**Aim of the task:**
A complete, exact copy of the records is needed here.

**Dataset records:**
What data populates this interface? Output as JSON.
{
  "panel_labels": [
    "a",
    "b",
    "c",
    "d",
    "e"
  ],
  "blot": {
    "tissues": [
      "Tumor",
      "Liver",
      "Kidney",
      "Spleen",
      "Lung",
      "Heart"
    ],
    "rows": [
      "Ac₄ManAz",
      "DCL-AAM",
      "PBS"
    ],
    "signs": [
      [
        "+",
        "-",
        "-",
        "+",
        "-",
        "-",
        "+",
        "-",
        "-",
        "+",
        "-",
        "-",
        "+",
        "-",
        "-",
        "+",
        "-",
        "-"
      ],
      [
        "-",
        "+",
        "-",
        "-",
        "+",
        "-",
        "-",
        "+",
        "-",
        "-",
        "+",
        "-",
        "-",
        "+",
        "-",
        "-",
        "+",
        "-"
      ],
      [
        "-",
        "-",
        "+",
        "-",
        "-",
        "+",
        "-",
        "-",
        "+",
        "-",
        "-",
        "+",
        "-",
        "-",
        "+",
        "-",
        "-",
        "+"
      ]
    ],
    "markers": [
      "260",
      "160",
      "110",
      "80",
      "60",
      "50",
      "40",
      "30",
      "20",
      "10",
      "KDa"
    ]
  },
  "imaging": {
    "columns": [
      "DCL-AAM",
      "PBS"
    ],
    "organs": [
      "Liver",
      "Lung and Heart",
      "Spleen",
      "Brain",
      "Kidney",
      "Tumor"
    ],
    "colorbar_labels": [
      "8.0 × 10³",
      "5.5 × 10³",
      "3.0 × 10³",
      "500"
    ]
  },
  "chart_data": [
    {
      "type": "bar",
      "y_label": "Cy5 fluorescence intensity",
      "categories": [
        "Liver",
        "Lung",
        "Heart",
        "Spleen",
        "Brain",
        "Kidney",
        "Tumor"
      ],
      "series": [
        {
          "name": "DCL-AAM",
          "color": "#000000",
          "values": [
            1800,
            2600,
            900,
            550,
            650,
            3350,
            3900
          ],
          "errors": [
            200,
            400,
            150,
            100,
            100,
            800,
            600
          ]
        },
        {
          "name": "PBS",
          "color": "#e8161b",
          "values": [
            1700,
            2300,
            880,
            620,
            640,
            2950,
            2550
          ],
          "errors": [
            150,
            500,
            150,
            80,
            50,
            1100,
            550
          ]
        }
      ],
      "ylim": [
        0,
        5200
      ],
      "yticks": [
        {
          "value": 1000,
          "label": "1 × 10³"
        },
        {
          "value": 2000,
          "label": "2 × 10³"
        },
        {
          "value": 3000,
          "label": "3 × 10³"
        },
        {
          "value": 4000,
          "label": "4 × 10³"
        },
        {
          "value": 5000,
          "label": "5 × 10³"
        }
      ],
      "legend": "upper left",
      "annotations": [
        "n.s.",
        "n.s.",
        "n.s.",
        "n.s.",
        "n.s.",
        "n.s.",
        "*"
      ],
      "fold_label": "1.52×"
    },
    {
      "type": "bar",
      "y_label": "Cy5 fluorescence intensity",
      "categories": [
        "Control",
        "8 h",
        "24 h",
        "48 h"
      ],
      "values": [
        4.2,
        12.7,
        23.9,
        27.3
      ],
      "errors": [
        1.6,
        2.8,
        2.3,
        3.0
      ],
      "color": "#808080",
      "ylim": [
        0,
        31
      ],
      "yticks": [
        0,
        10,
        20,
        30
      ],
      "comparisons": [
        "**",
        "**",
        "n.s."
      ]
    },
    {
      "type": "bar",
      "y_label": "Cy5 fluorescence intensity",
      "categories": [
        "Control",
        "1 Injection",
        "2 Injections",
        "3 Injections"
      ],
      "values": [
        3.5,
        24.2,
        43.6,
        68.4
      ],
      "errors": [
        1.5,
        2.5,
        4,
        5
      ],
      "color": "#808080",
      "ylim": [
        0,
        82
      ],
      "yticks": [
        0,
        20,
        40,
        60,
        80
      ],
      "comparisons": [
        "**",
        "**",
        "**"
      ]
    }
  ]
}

**Finished exercise:**
What data populates this interface? Output as JSON.
{
  "panel_labels": [
    "a",
    "b",
    "c",
    "d",
    "e"
  ],
  "blot": {
    "tissues": [
      "Tumor",
      "Liver",
      "Kidney",
      "Spleen",
      "Lung",
      "Heart"
    ],
    "rows": [
      "Ac₄ManAz",
      "DCL-AAM",
      "PBS"
    ],
    "signs": [
      [
        "+",
        "-",
        "-",
        "+",
        "-",
        "-",
        "+",
        "-",
        "-",
        "+",
        "-",
        "-",
        "+",
        "-",
        "-",
        "+",
        "-",
        "-"
      ],
      [
        "-",
        "+",
        "-",
        "-",
        "+",
        "-",
        "-",
        "+",
        "-",
        "-",
        "+",
        "-",
        "-",
        "+",
        "-",
        "-",
        "+",
        "-"
      ],
      [
        "-",
        "-",
        "+",
        "-",
        "-",
        "+",
        "-",
        "-",
        "+",
        "-",
        "-",
        "+",
        "-",
        "-",
        "+",
        "-",
        "-",
        "+"
      ]
    ],
    "markers": [
      "260",
      "160",
      "110",
      "80",
      "60",
      "50",
      "40",
      "30",
      "20",
      "10",
      "KDa"
    ]
  },
  "imaging": {
    "columns": [
      "DCL-AAM",
      "PBS"
    ],
    "organs": [
      "Liver",
      "Lung and Heart",
      "Spleen",
      "Brain",
      "Kidney",
      "Tumor"
    ],
    "colorbar_labels": [
      "8.0 × 10³",
      "5.5 × 10³",
      "3.0 × 10³",
      "500"
    ]
  },
  "chart_data": [
    {
      "type": "bar",
      "y_label": "Cy5 fluorescence intensity",
      "categories": [
        "Liver",
        "Lung",
        "Heart",
        "Spleen",
        "Brain",
        "Kidney",
        "Tumor"
      ],
      "series": [
        {
          "name": "DCL-AAM",
          "color": "#000000",
          "values": [
            1800,
            2600,
            900,
            550,
            650,
            3350,
            3900
          ],
          "errors": [
            200,
            400,
            150,
            100,
            100,
            800,
            600
          ]
        },
        {
          "name": "PBS",
          "color": "#e8161b",
          "values": [
            1700,
            2300,
            880,
            620,
            640,
            2950,
            2550
          ],
          "errors": [
            150,
            500,
            150,
            80,
            50,
            1100,
            550
          ]
        }
      ],
      "ylim": [
        0,
        5200
      ],
      "yticks": [
        {
          "value": 1000,
          "label": "1 × 10³"
        },
        {
          "value": 2000,
          "label": "2 × 10³"
        },
        {
          "value": 3000,
          "label": "3 × 10³"
        },
        {
          "value": 4000,
          "label": "4 × 10³"
        },
        {
          "value": 5000,
          "label": "5 × 10³"
        }
      ],
      "legend": "upper left",
      "annotations": [
        "n.s.",
        "n.s.",
        "n.s.",
        "n.s.",
        "n.s.",
        "n.s.",
        "*"
      ],
      "fold_label": "1.52×"
    },
    {
      "type": "bar",
      "y_label": "Cy5 fluorescence intensity",
      "categories": [
        "Control",
        "8 h",
        "24 h",
        "48 h"
      ],
      "values": [
        4.2,
        12.7,
        23.9,
        27.3
      ],
      "errors": [
        1.6,
        2.8,
        2.3,
        3.0
      ],
      "color": "#808080",
      "ylim": [
        0,
        31
      ],
      "yticks": [
        0,
        10,
        20,
        30
      ],
      "comparisons": [
        "**",
        "**",
        "n.s."
      ]
    },
    {
      "type": "bar",
      "y_label": "Cy5 fluorescence intensity",
      "categories": [
        "Control",
        "1 Injection",
        "2 Injections",
        "3 Injections"
      ],
      "values": [
        3.5,
        24.2,
        43.6,
        68.4
      ],
      "errors": [
        1.5,
        2.5,
        4,
        5
      ],
      "color": "#808080",
      "ylim": [
        0,
        82
      ],
      "yticks": [
        0,
        20,
        40,
        60,
        80
      ],
      "comparisons": [
        "**",
        "**",
        "**"
      ]
    }
  ]
}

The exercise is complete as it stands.